→ Extracted entries

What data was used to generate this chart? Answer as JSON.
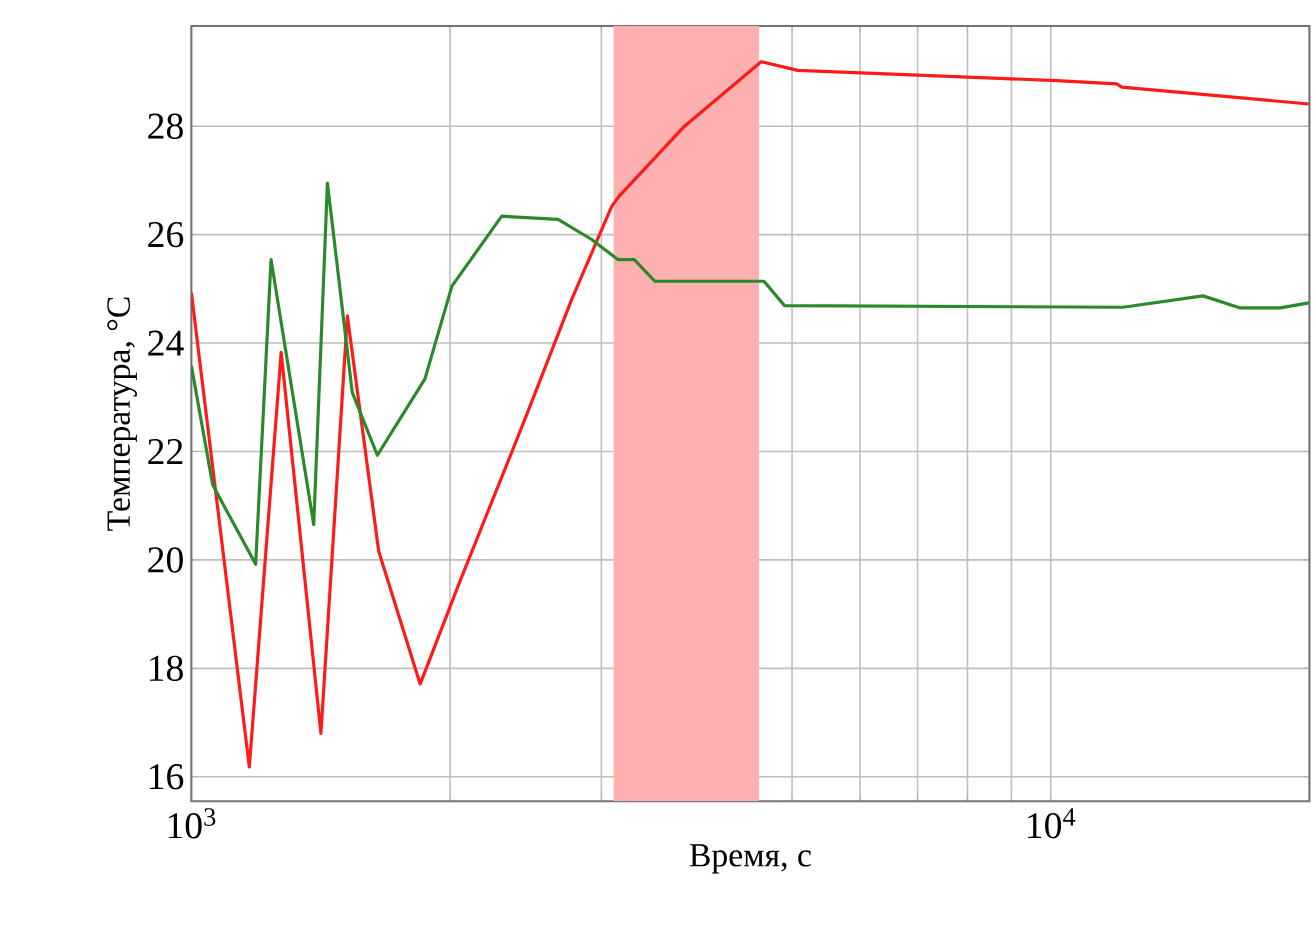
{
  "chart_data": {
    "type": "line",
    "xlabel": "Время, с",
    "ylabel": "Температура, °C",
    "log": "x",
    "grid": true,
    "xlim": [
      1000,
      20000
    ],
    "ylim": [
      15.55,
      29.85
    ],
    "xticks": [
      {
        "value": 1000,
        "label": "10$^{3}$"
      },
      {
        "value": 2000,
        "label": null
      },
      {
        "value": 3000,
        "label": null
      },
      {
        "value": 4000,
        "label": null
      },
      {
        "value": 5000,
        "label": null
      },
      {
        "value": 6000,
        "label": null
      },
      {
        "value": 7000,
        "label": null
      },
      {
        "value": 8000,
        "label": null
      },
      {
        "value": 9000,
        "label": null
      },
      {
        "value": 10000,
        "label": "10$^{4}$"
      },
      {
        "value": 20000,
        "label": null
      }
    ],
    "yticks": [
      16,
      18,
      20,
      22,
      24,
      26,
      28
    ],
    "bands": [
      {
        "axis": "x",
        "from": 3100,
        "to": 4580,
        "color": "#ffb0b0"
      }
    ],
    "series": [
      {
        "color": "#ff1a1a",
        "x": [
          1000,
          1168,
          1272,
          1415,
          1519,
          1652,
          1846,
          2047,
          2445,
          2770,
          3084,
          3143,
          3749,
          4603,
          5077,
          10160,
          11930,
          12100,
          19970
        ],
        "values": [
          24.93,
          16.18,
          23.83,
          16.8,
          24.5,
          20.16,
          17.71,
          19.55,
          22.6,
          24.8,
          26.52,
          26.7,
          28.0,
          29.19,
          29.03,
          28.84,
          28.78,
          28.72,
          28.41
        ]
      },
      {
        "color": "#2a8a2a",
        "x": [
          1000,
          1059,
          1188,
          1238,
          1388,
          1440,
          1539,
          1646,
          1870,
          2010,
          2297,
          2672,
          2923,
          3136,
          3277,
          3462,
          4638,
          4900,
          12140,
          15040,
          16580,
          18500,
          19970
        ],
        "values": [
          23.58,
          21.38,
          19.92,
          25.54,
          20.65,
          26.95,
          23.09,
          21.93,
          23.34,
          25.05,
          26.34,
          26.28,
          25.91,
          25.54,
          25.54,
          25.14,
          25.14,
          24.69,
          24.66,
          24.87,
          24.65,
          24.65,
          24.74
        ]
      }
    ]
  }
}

→ Exercise
Find the lines above that contain the word "color" and collect them.

→ Answer
        "color": "#ffb0b0"
        "color": "#ff1a1a",
        "color": "#2a8a2a",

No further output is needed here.